**** Article ****

Le second exposa, que dans ces cérémonies rien n’appartenait à la religion, ni par rapport à leur institution, ni par rapport à l’intention des nouveaux chrétiens qui les pratiquaient ; qu’il n’y avait ni sacrificateur, ni ministre de secte idolâtre ; qu’on n’y voyait que des philosophes et des étudiants, qui venaient reconnaître le docteur de la nation pour leur maître ; que l’endroit où l’on honore les défunts, est une salle, et non pas un temple ; que les Chinois n’attribuent aucune divinité, ni à Confucius, ni aux âmes des morts ; qu’ils ne leur demandent rien, et qu’ils n’espèrent rien d’eux ; et que par conséquent ce n’était pas un culte religieux, mais un culte civil qu’ils rendaient.

**** Enregistrements de données ****

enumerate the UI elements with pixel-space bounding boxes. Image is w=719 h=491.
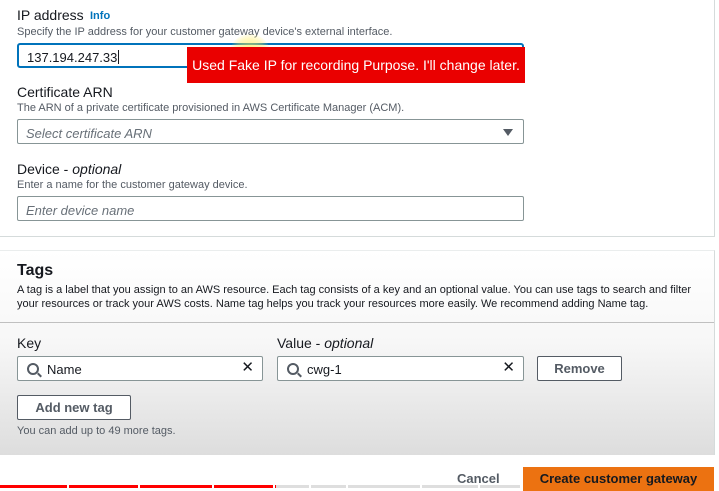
device-description: Enter a name for the customer gateway de… — [17, 179, 248, 191]
caret-down-icon — [503, 129, 513, 136]
add-new-tag-button[interactable]: Add new tag — [17, 395, 131, 420]
certificate-arn-select[interactable]: Select certificate ARN — [17, 119, 524, 144]
chapter-marker — [67, 485, 69, 488]
close-icon[interactable]: ✕ — [502, 360, 515, 376]
tag-key-value: Name — [47, 362, 82, 377]
device-name-input[interactable]: Enter device name — [17, 196, 524, 221]
tags-title: Tags — [17, 262, 54, 279]
search-icon — [287, 363, 299, 375]
chapter-marker — [420, 485, 422, 488]
tag-key-label: Key — [17, 335, 42, 351]
remove-tag-button[interactable]: Remove — [537, 356, 622, 381]
tags-divider — [0, 322, 714, 323]
ip-address-description: Specify the IP address for your customer… — [17, 26, 393, 38]
search-icon — [27, 363, 39, 375]
chapter-marker — [138, 485, 140, 488]
certificate-arn-label: Certificate ARN — [17, 84, 113, 100]
text-cursor — [118, 50, 120, 64]
chapter-marker — [273, 485, 275, 488]
tag-value-optional-label: optional — [324, 335, 374, 351]
ip-address-label: IP address — [17, 7, 84, 23]
close-icon[interactable]: ✕ — [241, 360, 254, 376]
device-optional-label: optional — [72, 161, 122, 177]
chapter-marker — [309, 485, 311, 488]
certificate-arn-description: The ARN of a private certificate provisi… — [17, 102, 405, 114]
tags-description: A tag is a label that you assign to an A… — [17, 284, 692, 310]
chapter-marker — [346, 485, 348, 488]
tag-value-label: Value - optional — [277, 335, 374, 351]
ip-address-info-link[interactable]: Info — [90, 10, 110, 22]
create-customer-gateway-button[interactable]: Create customer gateway — [523, 467, 714, 491]
cancel-button[interactable]: Cancel — [457, 471, 500, 486]
recording-note-banner: Used Fake IP for recording Purpose. I'll… — [187, 47, 525, 83]
ip-address-value: 137.194.247.33 — [27, 50, 120, 65]
certificate-arn-placeholder: Select certificate ARN — [26, 126, 152, 141]
tag-limit-hint: You can add up to 49 more tags. — [17, 425, 176, 437]
device-label: Device - optional — [17, 161, 122, 177]
video-progress-bar[interactable] — [0, 485, 520, 488]
chapter-marker — [212, 485, 214, 488]
tag-value-value: cwg-1 — [307, 362, 342, 377]
device-name-placeholder: Enter device name — [26, 203, 135, 218]
chapter-marker — [478, 485, 480, 488]
tag-value-input[interactable]: cwg-1 ✕ — [277, 356, 524, 381]
tag-key-input[interactable]: Name ✕ — [17, 356, 263, 381]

****

### Objectifs
a - D'après l'article sur les cérémonies chinoises en l'honneur de Confucius, qu'est-ce que l'endroit où l'on honore les défunts, et qu'est-ce qu'il n'est pas ?
b - Recopiez fidèlement le passage de l'article sur les cérémonies chinoises en l'honneur de Confucius qui commence par « Le second exposa, que » et se termine par « civil qu’ils rendaient. ».
c - Rédigez la suite de l'article sur les cérémonies chinoises en l'honneur de Confucius à partir de l'endroit où il s'interrompt.

### Réponses par consigne
a - C'est une salle, et non pas un temple.

b -
Le second exposa, que dans ces cérémonies rien n’appartenait à la religion, ni par rapport à leur institution, ni par rapport à l’intention des nouveaux chrétiens qui les pratiquaient ; qu’il n’y avait ni sacrificateur, ni ministre de secte idolâtre ; qu’on n’y voyait que des philosophes et des étudiants, qui venaient reconnaître le docteur de la nation pour leur maître ; que l’endroit où l’on honore les défunts, est une salle, et non pas un temple ; que les Chinois n’attribuent aucune divinité, ni à Confucius, ni aux âmes des morts ; qu’ils ne leur demandent rien, et qu’ils n’espèrent rien d’eux ; et que par conséquent ce n’était pas un culte religieux, mais un culte civil qu’ils rendaient.

c -
Sur cet exposé, la Congrégation donna un décret, qui fut approuvé par Alexandre VII et qui portait, que le retranchement de ces cérémonies politiques pouvant être un obstacle invincible à la conversion d’un grand empire infiniment jaloux de ses usages, il était de la prudence et de la charité de les tolérer.

Ce décret porté à la Chine, y rétablit la tranquillité : elle fut affermie par les conférences que les missionnaires eurent à Canton, où ils se trouvèrent presque tous réunis dans le temps de la persécution générale, qu’on les exila dans cette ville. Ils s’assemblèrent souvent ; et après avoir bien délibéré sur les articles concertés, et approfondi les raisons de part et d’autre, ils convinrent tous, qu’il était nécessaire de permettre ces cérémonies.

Il n’y eût pas jusqu’au P. Navarrete, dominicain, qui se rangea à l’avis commun, et qui en passa sa déclaration. Après quoi les provinciaux de l’ordre de saint Dominique, défendirent à leurs inférieurs, de rien insérer sur ce sujet dans leurs livres, qui fût contraire au sentiment des jésuites. Il est vrai que ce Père changea d’avis, quand il fut retourné en Europe, où il acquit apparemment de nouvelles connaissances qu’il n’avait pas eues à la Chine.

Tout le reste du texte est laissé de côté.